-- BEGIN --

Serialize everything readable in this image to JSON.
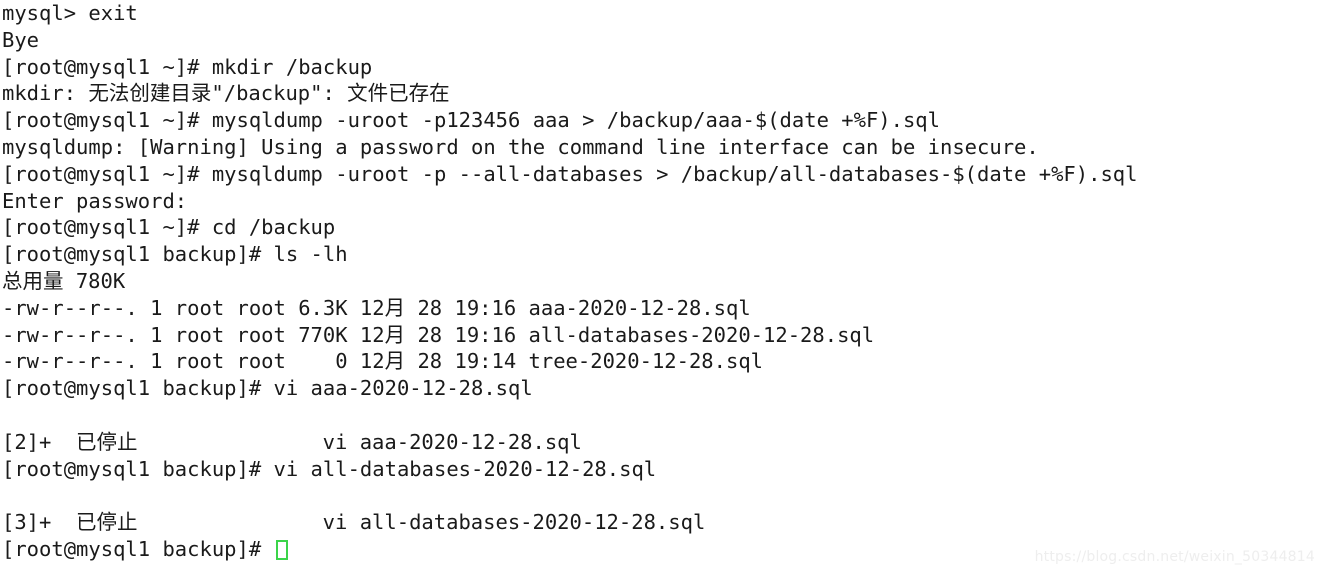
{
  "terminal": {
    "prompt_root_home": "[root@mysql1 ~]#",
    "prompt_root_backup": "[root@mysql1 backup]#",
    "cursor": "cursor-block",
    "colors": {
      "background": "#ffffff",
      "text": "#1a1a1a",
      "cursor_outline": "#3bd44a",
      "watermark": "#eeeeee"
    },
    "lines": [
      {
        "text": "mysql> exit",
        "kind": "prompt-mysql"
      },
      {
        "text": "Bye",
        "kind": "output"
      },
      {
        "text": "[root@mysql1 ~]# mkdir /backup",
        "kind": "command"
      },
      {
        "text": "mkdir: 无法创建目录\"/backup\": 文件已存在",
        "kind": "output"
      },
      {
        "text": "[root@mysql1 ~]# mysqldump -uroot -p123456 aaa > /backup/aaa-$(date +%F).sql",
        "kind": "command"
      },
      {
        "text": "mysqldump: [Warning] Using a password on the command line interface can be insecure.",
        "kind": "output"
      },
      {
        "text": "[root@mysql1 ~]# mysqldump -uroot -p --all-databases > /backup/all-databases-$(date +%F).sql",
        "kind": "command"
      },
      {
        "text": "Enter password:",
        "kind": "output"
      },
      {
        "text": "[root@mysql1 ~]# cd /backup",
        "kind": "command"
      },
      {
        "text": "[root@mysql1 backup]# ls -lh",
        "kind": "command"
      },
      {
        "text": "总用量 780K",
        "kind": "output"
      },
      {
        "text": "-rw-r--r--. 1 root root 6.3K 12月 28 19:16 aaa-2020-12-28.sql",
        "kind": "output"
      },
      {
        "text": "-rw-r--r--. 1 root root 770K 12月 28 19:16 all-databases-2020-12-28.sql",
        "kind": "output"
      },
      {
        "text": "-rw-r--r--. 1 root root    0 12月 28 19:14 tree-2020-12-28.sql",
        "kind": "output"
      },
      {
        "text": "[root@mysql1 backup]# vi aaa-2020-12-28.sql",
        "kind": "command"
      },
      {
        "text": "",
        "kind": "blank"
      },
      {
        "text": "[2]+  已停止               vi aaa-2020-12-28.sql",
        "kind": "output"
      },
      {
        "text": "[root@mysql1 backup]# vi all-databases-2020-12-28.sql",
        "kind": "command"
      },
      {
        "text": "",
        "kind": "blank"
      },
      {
        "text": "[3]+  已停止               vi all-databases-2020-12-28.sql",
        "kind": "output"
      },
      {
        "text": "[root@mysql1 backup]# ",
        "kind": "current-prompt"
      }
    ]
  },
  "watermark": {
    "text": "https://blog.csdn.net/weixin_50344814"
  },
  "file_listing": {
    "total_label": "总用量",
    "total_size": "780K",
    "columns": [
      "permissions",
      "links",
      "owner",
      "group",
      "size",
      "month",
      "day",
      "time",
      "name"
    ],
    "rows": [
      {
        "permissions": "-rw-r--r--.",
        "links": "1",
        "owner": "root",
        "group": "root",
        "size": "6.3K",
        "month": "12月",
        "day": "28",
        "time": "19:16",
        "name": "aaa-2020-12-28.sql"
      },
      {
        "permissions": "-rw-r--r--.",
        "links": "1",
        "owner": "root",
        "group": "root",
        "size": "770K",
        "month": "12月",
        "day": "28",
        "time": "19:16",
        "name": "all-databases-2020-12-28.sql"
      },
      {
        "permissions": "-rw-r--r--.",
        "links": "1",
        "owner": "root",
        "group": "root",
        "size": "0",
        "month": "12月",
        "day": "28",
        "time": "19:14",
        "name": "tree-2020-12-28.sql"
      }
    ]
  },
  "jobs": [
    {
      "id": "[2]+",
      "status": "已停止",
      "command": "vi aaa-2020-12-28.sql"
    },
    {
      "id": "[3]+",
      "status": "已停止",
      "command": "vi all-databases-2020-12-28.sql"
    }
  ]
}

-- END --

- [Challenge] Leave images out of the retyped records; keep all else exact.

- [Answer in full]
Serialize everything readable in this image to JSON.
{
  "terminal": {
    "prompt_root_home": "[root@mysql1 ~]#",
    "prompt_root_backup": "[root@mysql1 backup]#",
    "cursor": "cursor-block",
    "colors": {
      "background": "#ffffff",
      "text": "#1a1a1a",
      "cursor_outline": "#3bd44a",
      "watermark": "#eeeeee"
    },
    "lines": [
      {
        "text": "mysql> exit",
        "kind": "prompt-mysql"
      },
      {
        "text": "Bye",
        "kind": "output"
      },
      {
        "text": "[root@mysql1 ~]# mkdir /backup",
        "kind": "command"
      },
      {
        "text": "mkdir: 无法创建目录\"/backup\": 文件已存在",
        "kind": "output"
      },
      {
        "text": "[root@mysql1 ~]# mysqldump -uroot -p123456 aaa > /backup/aaa-$(date +%F).sql",
        "kind": "command"
      },
      {
        "text": "mysqldump: [Warning] Using a password on the command line interface can be insecure.",
        "kind": "output"
      },
      {
        "text": "[root@mysql1 ~]# mysqldump -uroot -p --all-databases > /backup/all-databases-$(date +%F).sql",
        "kind": "command"
      },
      {
        "text": "Enter password:",
        "kind": "output"
      },
      {
        "text": "[root@mysql1 ~]# cd /backup",
        "kind": "command"
      },
      {
        "text": "[root@mysql1 backup]# ls -lh",
        "kind": "command"
      },
      {
        "text": "总用量 780K",
        "kind": "output"
      },
      {
        "text": "-rw-r--r--. 1 root root 6.3K 12月 28 19:16 aaa-2020-12-28.sql",
        "kind": "output"
      },
      {
        "text": "-rw-r--r--. 1 root root 770K 12月 28 19:16 all-databases-2020-12-28.sql",
        "kind": "output"
      },
      {
        "text": "-rw-r--r--. 1 root root    0 12月 28 19:14 tree-2020-12-28.sql",
        "kind": "output"
      },
      {
        "text": "[root@mysql1 backup]# vi aaa-2020-12-28.sql",
        "kind": "command"
      },
      {
        "text": "",
        "kind": "blank"
      },
      {
        "text": "[2]+  已停止               vi aaa-2020-12-28.sql",
        "kind": "output"
      },
      {
        "text": "[root@mysql1 backup]# vi all-databases-2020-12-28.sql",
        "kind": "command"
      },
      {
        "text": "",
        "kind": "blank"
      },
      {
        "text": "[3]+  已停止               vi all-databases-2020-12-28.sql",
        "kind": "output"
      },
      {
        "text": "[root@mysql1 backup]# ",
        "kind": "current-prompt"
      }
    ]
  },
  "watermark": {
    "text": "https://blog.csdn.net/weixin_50344814"
  },
  "file_listing": {
    "total_label": "总用量",
    "total_size": "780K",
    "columns": [
      "permissions",
      "links",
      "owner",
      "group",
      "size",
      "month",
      "day",
      "time",
      "name"
    ],
    "rows": [
      {
        "permissions": "-rw-r--r--.",
        "links": "1",
        "owner": "root",
        "group": "root",
        "size": "6.3K",
        "month": "12月",
        "day": "28",
        "time": "19:16",
        "name": "aaa-2020-12-28.sql"
      },
      {
        "permissions": "-rw-r--r--.",
        "links": "1",
        "owner": "root",
        "group": "root",
        "size": "770K",
        "month": "12月",
        "day": "28",
        "time": "19:16",
        "name": "all-databases-2020-12-28.sql"
      },
      {
        "permissions": "-rw-r--r--.",
        "links": "1",
        "owner": "root",
        "group": "root",
        "size": "0",
        "month": "12月",
        "day": "28",
        "time": "19:14",
        "name": "tree-2020-12-28.sql"
      }
    ]
  },
  "jobs": [
    {
      "id": "[2]+",
      "status": "已停止",
      "command": "vi aaa-2020-12-28.sql"
    },
    {
      "id": "[3]+",
      "status": "已停止",
      "command": "vi all-databases-2020-12-28.sql"
    }
  ]
}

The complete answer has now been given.